# Study text
▽
Which project is this
Identity is harder than it looks, and almost every model gets it wrong in at least one direction, starting with the fact that the same code shows up under different names in different places. libcurl is curl on Homebrew, libcurl4 on Debian, pycurl on PyPI, curl-sys on crates.io, and curl/curl on GitHub. A model that doesn’t unify these holds five separate low-scoring entries for one risk surface, and any funding or attention directed by the output gets split five ways or pointed at the wrapper instead of the thing being wrapped.
The opposite mapping also breaks things, since LLVM, GCC, coreutils, util-linux, and BusyBox each ship dozens of separately-named artifacts from a single repository. A model that assumes one package maps to one repo either picks one artifact and ignores the rest, or counts the same maintainer team dozens of times. Several models I’ve looked at simply exclude these projects because computing complexity metrics over a repository that size times out, which means the criticality scoring has a hole exactly where the most critical projects sit.
△
# Extracted information
▽
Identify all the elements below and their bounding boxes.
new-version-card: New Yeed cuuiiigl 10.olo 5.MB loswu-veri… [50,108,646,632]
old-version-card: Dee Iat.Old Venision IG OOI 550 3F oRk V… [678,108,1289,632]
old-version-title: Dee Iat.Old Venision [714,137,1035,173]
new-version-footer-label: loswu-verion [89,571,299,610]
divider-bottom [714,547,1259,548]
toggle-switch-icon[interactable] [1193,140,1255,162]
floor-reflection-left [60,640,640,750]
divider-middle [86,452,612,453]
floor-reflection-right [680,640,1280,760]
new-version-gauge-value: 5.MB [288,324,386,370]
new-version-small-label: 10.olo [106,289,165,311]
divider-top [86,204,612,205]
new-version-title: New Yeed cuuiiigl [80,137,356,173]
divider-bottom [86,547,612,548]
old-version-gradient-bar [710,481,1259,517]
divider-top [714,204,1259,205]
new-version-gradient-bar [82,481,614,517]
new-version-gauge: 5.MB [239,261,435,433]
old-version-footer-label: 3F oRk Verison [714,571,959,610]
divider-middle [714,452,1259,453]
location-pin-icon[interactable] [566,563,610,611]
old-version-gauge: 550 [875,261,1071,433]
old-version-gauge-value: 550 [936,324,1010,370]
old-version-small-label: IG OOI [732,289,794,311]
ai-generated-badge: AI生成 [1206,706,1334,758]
△
# Required work
Continue the piece on project identity across package registries from the point where it stops.

# Answer box
Forks confuse things further, because when a package’s listed repository URL points at a fork, or the original is archived and development has moved to a fork that the registry metadata doesn’t know about, every repository-derived metric is describing the wrong tree.
Funding you can’t see
Project health and funding models tend to look for GitHub Sponsors, FUNDING.yml, Open Collective, and foundation membership lists, because those are public and machine-readable. The most common funding arrangement for critical infrastructure is none of those. It’s a maintainer employed by Red Hat, Google, Intel, Canonical, or a hardware vendor, with the project as some or all of their job, and that arrangement leaves no trace in any file a crawler can fetch. The second most common is consulting and support contracts around the project, which is similarly invisible.
Ben Nickolls and I gave a talk on this at FOSDEM 2025: when we tried to assemble a picture of where open source funding actually comes from and where it goes, the public tip-jar layer that everyone measures turned out to be a thin film over a much larger and almost entirely opaque body of corporate salary, foundation grants disbursed without public reporting, and support revenue. A model reading only the public layer will mark a project with a salaried team as unfunded while treating an enabled but barely-used Sponsors button as evidence of sustainability.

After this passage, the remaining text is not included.